┌────────
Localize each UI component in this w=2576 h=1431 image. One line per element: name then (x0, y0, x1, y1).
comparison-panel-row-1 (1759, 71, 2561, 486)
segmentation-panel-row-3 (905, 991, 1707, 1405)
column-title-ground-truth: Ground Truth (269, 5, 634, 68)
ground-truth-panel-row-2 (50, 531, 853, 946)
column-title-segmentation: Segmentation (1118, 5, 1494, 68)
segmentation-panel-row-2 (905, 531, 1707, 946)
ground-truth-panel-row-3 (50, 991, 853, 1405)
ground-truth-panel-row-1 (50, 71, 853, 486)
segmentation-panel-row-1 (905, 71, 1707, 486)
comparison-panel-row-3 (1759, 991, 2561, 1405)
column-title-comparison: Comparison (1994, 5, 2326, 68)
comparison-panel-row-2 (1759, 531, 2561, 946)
└────────
--- Given problem ---
Copy the data above line for line and keep every character unchanged.

--- Worked answer ---
Localize each UI component in this w=2576 h=1431 image. One line per element: name then (x0, y0, x1, y1).
comparison-panel-row-1 (1759, 71, 2561, 486)
segmentation-panel-row-3 (905, 991, 1707, 1405)
column-title-ground-truth: Ground Truth (269, 5, 634, 68)
ground-truth-panel-row-2 (50, 531, 853, 946)
column-title-segmentation: Segmentation (1118, 5, 1494, 68)
segmentation-panel-row-2 (905, 531, 1707, 946)
ground-truth-panel-row-3 (50, 991, 853, 1405)
ground-truth-panel-row-1 (50, 71, 853, 486)
segmentation-panel-row-1 (905, 71, 1707, 486)
comparison-panel-row-3 (1759, 991, 2561, 1405)
column-title-comparison: Comparison (1994, 5, 2326, 68)
comparison-panel-row-2 (1759, 531, 2561, 946)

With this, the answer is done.